→ **TASK DIRECTIONS**:
Each of the entries should be retyped precisely as it appears.

→ **GIVEN INFORMATION**:
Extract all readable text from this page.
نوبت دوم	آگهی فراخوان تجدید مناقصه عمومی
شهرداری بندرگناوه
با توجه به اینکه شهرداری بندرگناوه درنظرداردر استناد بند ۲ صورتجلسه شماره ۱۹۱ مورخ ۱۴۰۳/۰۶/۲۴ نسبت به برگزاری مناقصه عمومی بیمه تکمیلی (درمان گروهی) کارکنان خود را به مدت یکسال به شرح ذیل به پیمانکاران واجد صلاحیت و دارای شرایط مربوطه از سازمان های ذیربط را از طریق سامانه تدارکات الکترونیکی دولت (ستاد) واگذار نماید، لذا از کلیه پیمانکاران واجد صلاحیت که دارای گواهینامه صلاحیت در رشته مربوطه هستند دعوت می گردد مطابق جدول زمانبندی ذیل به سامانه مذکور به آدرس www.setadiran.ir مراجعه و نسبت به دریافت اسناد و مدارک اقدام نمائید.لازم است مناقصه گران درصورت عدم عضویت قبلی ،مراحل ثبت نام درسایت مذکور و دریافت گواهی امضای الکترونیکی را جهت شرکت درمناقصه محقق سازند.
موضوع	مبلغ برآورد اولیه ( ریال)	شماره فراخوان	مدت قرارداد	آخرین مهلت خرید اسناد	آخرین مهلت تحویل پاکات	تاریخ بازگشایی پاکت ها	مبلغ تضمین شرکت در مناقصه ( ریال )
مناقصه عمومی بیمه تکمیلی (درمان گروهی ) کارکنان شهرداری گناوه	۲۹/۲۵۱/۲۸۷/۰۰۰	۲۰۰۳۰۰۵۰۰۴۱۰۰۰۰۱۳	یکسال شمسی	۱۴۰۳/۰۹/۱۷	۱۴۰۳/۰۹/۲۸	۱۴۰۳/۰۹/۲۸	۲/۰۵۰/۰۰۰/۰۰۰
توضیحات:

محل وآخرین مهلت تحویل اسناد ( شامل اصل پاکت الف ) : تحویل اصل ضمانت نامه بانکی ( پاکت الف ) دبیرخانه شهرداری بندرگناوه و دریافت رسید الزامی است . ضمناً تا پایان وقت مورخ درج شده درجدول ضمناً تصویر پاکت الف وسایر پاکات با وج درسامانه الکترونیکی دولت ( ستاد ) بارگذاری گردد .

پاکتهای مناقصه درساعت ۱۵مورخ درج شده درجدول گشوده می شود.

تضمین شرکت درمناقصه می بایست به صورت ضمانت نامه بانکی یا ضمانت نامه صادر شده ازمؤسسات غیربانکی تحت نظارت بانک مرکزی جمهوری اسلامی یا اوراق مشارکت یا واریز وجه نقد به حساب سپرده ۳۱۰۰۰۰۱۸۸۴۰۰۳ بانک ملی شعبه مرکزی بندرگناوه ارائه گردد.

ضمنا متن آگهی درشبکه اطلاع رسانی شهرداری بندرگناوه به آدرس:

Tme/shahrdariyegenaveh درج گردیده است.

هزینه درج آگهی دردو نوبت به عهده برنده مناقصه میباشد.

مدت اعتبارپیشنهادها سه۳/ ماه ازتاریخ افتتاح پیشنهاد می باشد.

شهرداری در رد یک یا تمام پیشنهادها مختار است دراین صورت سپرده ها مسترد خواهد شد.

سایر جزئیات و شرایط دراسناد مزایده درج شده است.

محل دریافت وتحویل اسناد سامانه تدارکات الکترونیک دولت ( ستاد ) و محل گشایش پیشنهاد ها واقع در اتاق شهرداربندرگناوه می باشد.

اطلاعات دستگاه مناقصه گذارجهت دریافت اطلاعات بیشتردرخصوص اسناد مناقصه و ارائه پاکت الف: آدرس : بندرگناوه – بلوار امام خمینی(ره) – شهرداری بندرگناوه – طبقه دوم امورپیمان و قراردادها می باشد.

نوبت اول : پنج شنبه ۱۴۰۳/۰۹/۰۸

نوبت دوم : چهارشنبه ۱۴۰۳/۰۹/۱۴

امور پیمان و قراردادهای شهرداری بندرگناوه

→ **WRITTEN REPLY**:
Extract all readable text from this page.
نوبت دوم	آگهی فراخوان تجدید مناقصه عمومی
شهرداری بندرگناوه
با توجه به اینکه شهرداری بندرگناوه درنظرداردر استناد بند ۲ صورتجلسه شماره ۱۹۱ مورخ ۱۴۰۳/۰۶/۲۴ نسبت به برگزاری مناقصه عمومی بیمه تکمیلی (درمان گروهی) کارکنان خود را به مدت یکسال به شرح ذیل به پیمانکاران واجد صلاحیت و دارای شرایط مربوطه از سازمان های ذیربط را از طریق سامانه تدارکات الکترونیکی دولت (ستاد) واگذار نماید، لذا از کلیه پیمانکاران واجد صلاحیت که دارای گواهینامه صلاحیت در رشته مربوطه هستند دعوت می گردد مطابق جدول زمانبندی ذیل به سامانه مذکور به آدرس www.setadiran.ir مراجعه و نسبت به دریافت اسناد و مدارک اقدام نمائید.لازم است مناقصه گران درصورت عدم عضویت قبلی ،مراحل ثبت نام درسایت مذکور و دریافت گواهی امضای الکترونیکی را جهت شرکت درمناقصه محقق سازند.
موضوع	مبلغ برآورد اولیه ( ریال)	شماره فراخوان	مدت قرارداد	آخرین مهلت خرید اسناد	آخرین مهلت تحویل پاکات	تاریخ بازگشایی پاکت ها	مبلغ تضمین شرکت در مناقصه ( ریال )
مناقصه عمومی بیمه تکمیلی (درمان گروهی ) کارکنان شهرداری گناوه	۲۹/۲۵۱/۲۸۷/۰۰۰	۲۰۰۳۰۰۵۰۰۴۱۰۰۰۰۱۳	یکسال شمسی	۱۴۰۳/۰۹/۱۷	۱۴۰۳/۰۹/۲۸	۱۴۰۳/۰۹/۲۸	۲/۰۵۰/۰۰۰/۰۰۰
توضیحات:

محل وآخرین مهلت تحویل اسناد ( شامل اصل پاکت الف ) : تحویل اصل ضمانت نامه بانکی ( پاکت الف ) دبیرخانه شهرداری بندرگناوه و دریافت رسید الزامی است . ضمناً تا پایان وقت مورخ درج شده درجدول ضمناً تصویر پاکت الف وسایر پاکات با وج درسامانه الکترونیکی دولت ( ستاد ) بارگذاری گردد .

پاکتهای مناقصه درساعت ۱۵مورخ درج شده درجدول گشوده می شود.

تضمین شرکت درمناقصه می بایست به صورت ضمانت نامه بانکی یا ضمانت نامه صادر شده ازمؤسسات غیربانکی تحت نظارت بانک مرکزی جمهوری اسلامی یا اوراق مشارکت یا واریز وجه نقد به حساب سپرده ۳۱۰۰۰۰۱۸۸۴۰۰۳ بانک ملی شعبه مرکزی بندرگناوه ارائه گردد.

ضمنا متن آگهی درشبکه اطلاع رسانی شهرداری بندرگناوه به آدرس:

Tme/shahrdariyegenaveh درج گردیده است.

هزینه درج آگهی دردو نوبت به عهده برنده مناقصه میباشد.

مدت اعتبارپیشنهادها سه۳/ ماه ازتاریخ افتتاح پیشنهاد می باشد.

شهرداری در رد یک یا تمام پیشنهادها مختار است دراین صورت سپرده ها مسترد خواهد شد.

سایر جزئیات و شرایط دراسناد مزایده درج شده است.

محل دریافت وتحویل اسناد سامانه تدارکات الکترونیک دولت ( ستاد ) و محل گشایش پیشنهاد ها واقع در اتاق شهرداربندرگناوه می باشد.

اطلاعات دستگاه مناقصه گذارجهت دریافت اطلاعات بیشتردرخصوص اسناد مناقصه و ارائه پاکت الف: آدرس : بندرگناوه – بلوار امام خمینی(ره) – شهرداری بندرگناوه – طبقه دوم امورپیمان و قراردادها می باشد.

نوبت اول : پنج شنبه ۱۴۰۳/۰۹/۰۸

نوبت دوم : چهارشنبه ۱۴۰۳/۰۹/۱۴

امور پیمان و قراردادهای شهرداری بندرگناوه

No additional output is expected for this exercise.